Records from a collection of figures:
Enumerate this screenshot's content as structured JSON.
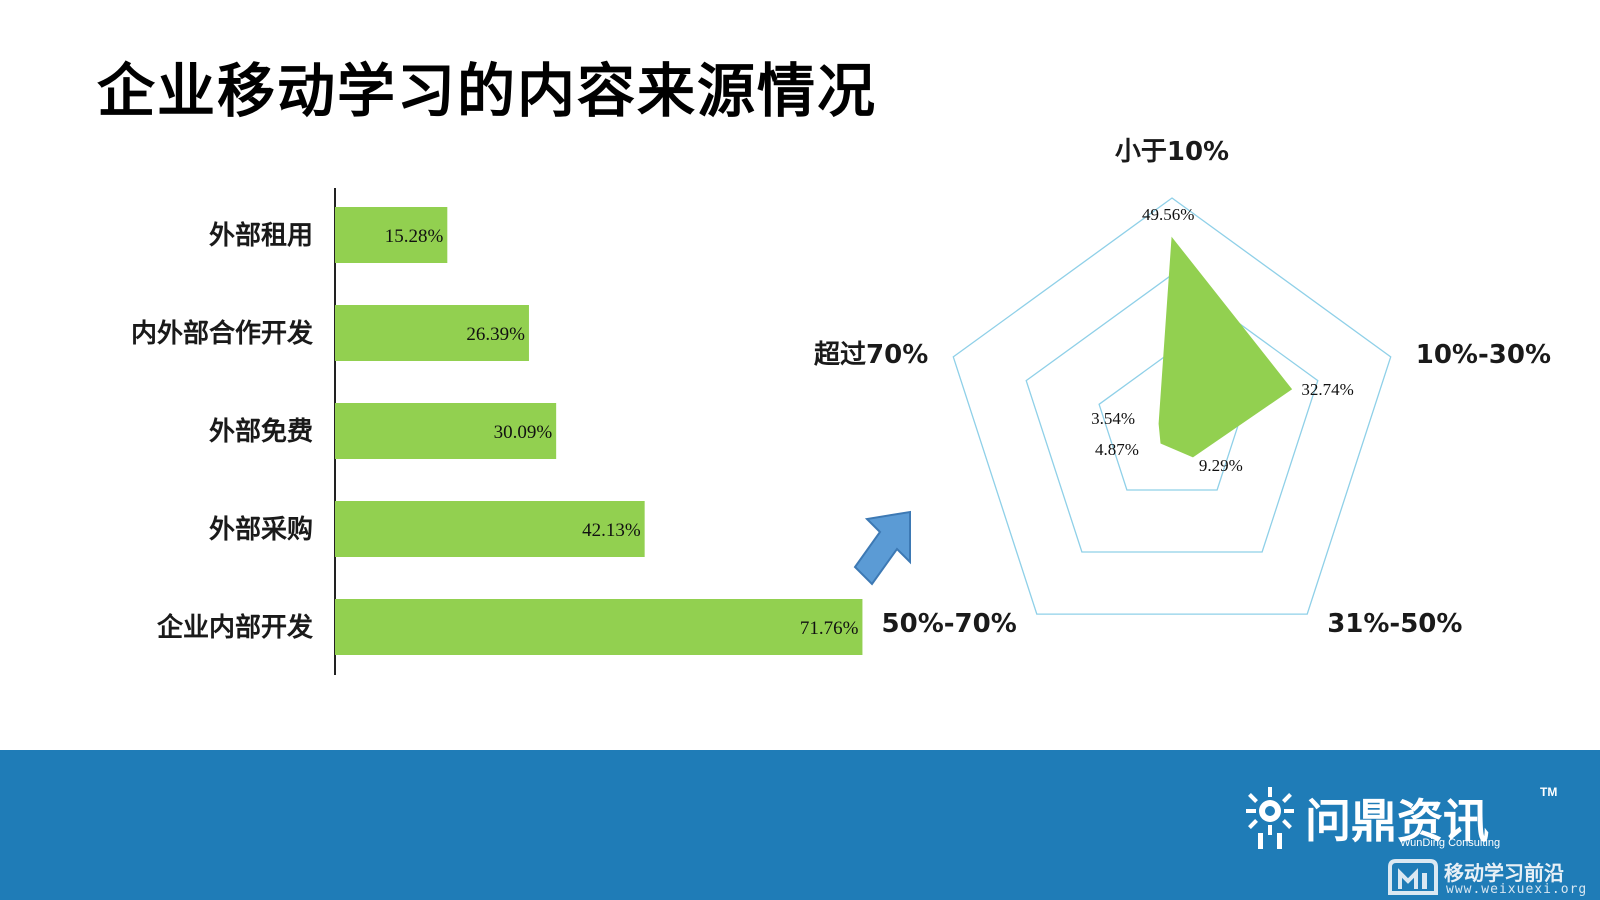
{
  "title": "企业移动学习的内容来源情况",
  "chart_data": [
    {
      "type": "bar",
      "orientation": "horizontal",
      "categories": [
        "外部租用",
        "内外部合作开发",
        "外部免费",
        "外部采购",
        "企业内部开发"
      ],
      "values": [
        15.28,
        26.39,
        30.09,
        42.13,
        71.76
      ],
      "labels": [
        "15.28%",
        "26.39%",
        "30.09%",
        "42.13%",
        "71.76%"
      ],
      "xlim": [
        0,
        80
      ],
      "color": "#92d050"
    },
    {
      "type": "radar",
      "axes": [
        "小于10%",
        "10%-30%",
        "31%-50%",
        "50%-70%",
        "超过70%"
      ],
      "values": [
        49.56,
        32.74,
        9.29,
        4.87,
        3.54
      ],
      "labels": [
        "49.56%",
        "32.74%",
        "9.29%",
        "4.87%",
        "3.54%"
      ],
      "rlim": [
        0,
        60
      ],
      "grid_rings": 3,
      "fill_color": "#92d050",
      "grid_color": "#8fd0e8"
    }
  ],
  "footer": {
    "brand_name": "问鼎资讯",
    "brand_tm": "TM",
    "brand_sub": "WunDing Consulting",
    "watermark_text": "移动学习前沿",
    "watermark_url": "www.weixuexi.org",
    "background": "#1f7cb7"
  }
}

> [DIRECTIONS]
Your task is to retype all the entries exactly and leave out any pictures.

> [EXERCISE OUTPUT]
Enumerate this screenshot's content as structured JSON.
{
  "title": "企业移动学习的内容来源情况",
  "chart_data": [
    {
      "type": "bar",
      "orientation": "horizontal",
      "categories": [
        "外部租用",
        "内外部合作开发",
        "外部免费",
        "外部采购",
        "企业内部开发"
      ],
      "values": [
        15.28,
        26.39,
        30.09,
        42.13,
        71.76
      ],
      "labels": [
        "15.28%",
        "26.39%",
        "30.09%",
        "42.13%",
        "71.76%"
      ],
      "xlim": [
        0,
        80
      ],
      "color": "#92d050"
    },
    {
      "type": "radar",
      "axes": [
        "小于10%",
        "10%-30%",
        "31%-50%",
        "50%-70%",
        "超过70%"
      ],
      "values": [
        49.56,
        32.74,
        9.29,
        4.87,
        3.54
      ],
      "labels": [
        "49.56%",
        "32.74%",
        "9.29%",
        "4.87%",
        "3.54%"
      ],
      "rlim": [
        0,
        60
      ],
      "grid_rings": 3,
      "fill_color": "#92d050",
      "grid_color": "#8fd0e8"
    }
  ],
  "footer": {
    "brand_name": "问鼎资讯",
    "brand_tm": "TM",
    "brand_sub": "WunDing Consulting",
    "watermark_text": "移动学习前沿",
    "watermark_url": "www.weixuexi.org",
    "background": "#1f7cb7"
  }
}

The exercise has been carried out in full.